• _What you are asked to do_: Can you write out all of the material below, word for word?

## begin Recorded information

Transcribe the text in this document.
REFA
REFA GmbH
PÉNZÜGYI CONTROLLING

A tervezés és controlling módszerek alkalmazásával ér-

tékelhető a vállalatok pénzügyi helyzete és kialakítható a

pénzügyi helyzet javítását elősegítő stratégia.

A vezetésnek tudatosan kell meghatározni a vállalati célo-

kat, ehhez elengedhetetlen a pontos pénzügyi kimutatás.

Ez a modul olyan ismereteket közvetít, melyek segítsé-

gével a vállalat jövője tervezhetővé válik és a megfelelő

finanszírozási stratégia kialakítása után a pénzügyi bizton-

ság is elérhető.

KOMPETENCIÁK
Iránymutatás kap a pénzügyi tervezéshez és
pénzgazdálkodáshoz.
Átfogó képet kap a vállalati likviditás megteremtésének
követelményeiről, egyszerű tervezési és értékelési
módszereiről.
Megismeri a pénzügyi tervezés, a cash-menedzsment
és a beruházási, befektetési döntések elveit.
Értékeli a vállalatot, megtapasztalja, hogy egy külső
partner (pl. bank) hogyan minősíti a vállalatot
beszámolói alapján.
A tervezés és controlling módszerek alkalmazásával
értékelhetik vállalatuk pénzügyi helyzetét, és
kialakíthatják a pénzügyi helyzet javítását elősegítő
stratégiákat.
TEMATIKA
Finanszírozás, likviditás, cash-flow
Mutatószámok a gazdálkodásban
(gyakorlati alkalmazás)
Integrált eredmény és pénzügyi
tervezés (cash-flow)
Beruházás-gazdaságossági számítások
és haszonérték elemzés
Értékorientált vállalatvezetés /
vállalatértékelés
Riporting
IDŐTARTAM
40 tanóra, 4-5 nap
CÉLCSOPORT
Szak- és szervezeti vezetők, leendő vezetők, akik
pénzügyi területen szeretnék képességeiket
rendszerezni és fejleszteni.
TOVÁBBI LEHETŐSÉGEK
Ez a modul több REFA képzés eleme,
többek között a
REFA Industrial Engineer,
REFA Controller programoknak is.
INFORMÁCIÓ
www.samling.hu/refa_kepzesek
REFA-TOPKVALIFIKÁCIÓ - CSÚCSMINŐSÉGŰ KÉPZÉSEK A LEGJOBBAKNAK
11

## end Recorded information

• _Task result_:
Transcribe the text in this document.
REFA
REFA GmbH
PÉNZÜGYI CONTROLLING

A tervezés és controlling módszerek alkalmazásával ér-

tékelhető a vállalatok pénzügyi helyzete és kialakítható a

pénzügyi helyzet javítását elősegítő stratégia.

A vezetésnek tudatosan kell meghatározni a vállalati célo-

kat, ehhez elengedhetetlen a pontos pénzügyi kimutatás.

Ez a modul olyan ismereteket közvetít, melyek segítsé-

gével a vállalat jövője tervezhetővé válik és a megfelelő

finanszírozási stratégia kialakítása után a pénzügyi bizton-

ság is elérhető.

KOMPETENCIÁK
Iránymutatás kap a pénzügyi tervezéshez és
pénzgazdálkodáshoz.
Átfogó képet kap a vállalati likviditás megteremtésének
követelményeiről, egyszerű tervezési és értékelési
módszereiről.
Megismeri a pénzügyi tervezés, a cash-menedzsment
és a beruházási, befektetési döntések elveit.
Értékeli a vállalatot, megtapasztalja, hogy egy külső
partner (pl. bank) hogyan minősíti a vállalatot
beszámolói alapján.
A tervezés és controlling módszerek alkalmazásával
értékelhetik vállalatuk pénzügyi helyzetét, és
kialakíthatják a pénzügyi helyzet javítását elősegítő
stratégiákat.
TEMATIKA
Finanszírozás, likviditás, cash-flow
Mutatószámok a gazdálkodásban
(gyakorlati alkalmazás)
Integrált eredmény és pénzügyi
tervezés (cash-flow)
Beruházás-gazdaságossági számítások
és haszonérték elemzés
Értékorientált vállalatvezetés /
vállalatértékelés
Riporting
IDŐTARTAM
40 tanóra, 4-5 nap
CÉLCSOPORT
Szak- és szervezeti vezetők, leendő vezetők, akik
pénzügyi területen szeretnék képességeiket
rendszerezni és fejleszteni.
TOVÁBBI LEHETŐSÉGEK
Ez a modul több REFA képzés eleme,
többek között a
REFA Industrial Engineer,
REFA Controller programoknak is.
INFORMÁCIÓ
www.samling.hu/refa_kepzesek
REFA-TOPKVALIFIKÁCIÓ - CSÚCSMINŐSÉGŰ KÉPZÉSEK A LEGJOBBAKNAK
11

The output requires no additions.